SET PROBLEM
Exclude the pictures and reproduce the remaining data exactly as written.

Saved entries
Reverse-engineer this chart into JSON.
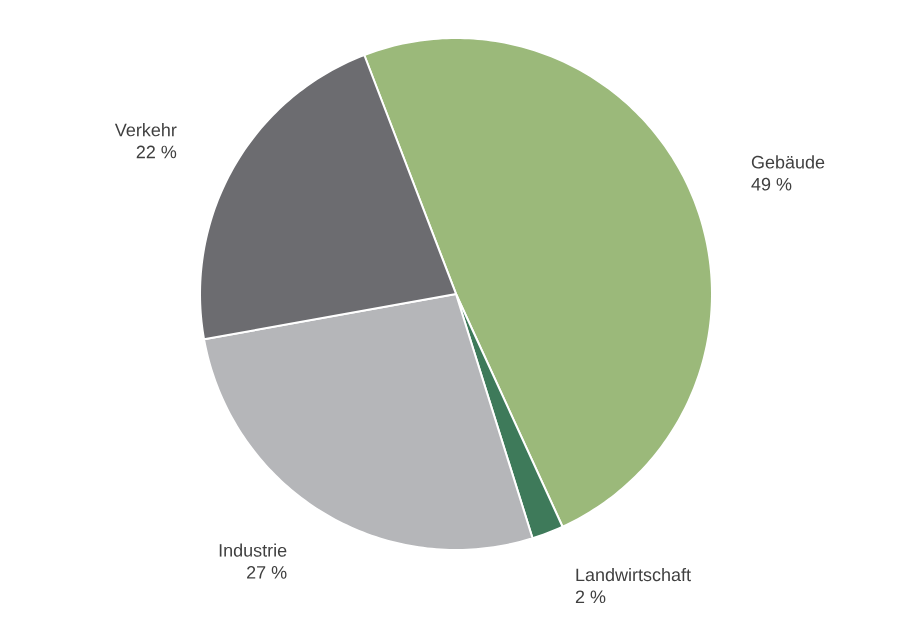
{
  "chart_data": {
    "type": "pie",
    "categories": [
      "Gebäude",
      "Landwirtschaft",
      "Industrie",
      "Verkehr"
    ],
    "values": [
      49,
      2,
      27,
      22
    ],
    "colors": [
      "#9bb97a",
      "#3e7a5a",
      "#b5b6b9",
      "#6c6c70"
    ],
    "value_labels": [
      "49 %",
      "2 %",
      "27 %",
      "22 %"
    ]
  }
}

EXERCISE ANSWER
Reverse-engineer this chart into JSON.
{
  "chart_data": {
    "type": "pie",
    "categories": [
      "Gebäude",
      "Landwirtschaft",
      "Industrie",
      "Verkehr"
    ],
    "values": [
      49,
      2,
      27,
      22
    ],
    "colors": [
      "#9bb97a",
      "#3e7a5a",
      "#b5b6b9",
      "#6c6c70"
    ],
    "value_labels": [
      "49 %",
      "2 %",
      "27 %",
      "22 %"
    ]
  }
}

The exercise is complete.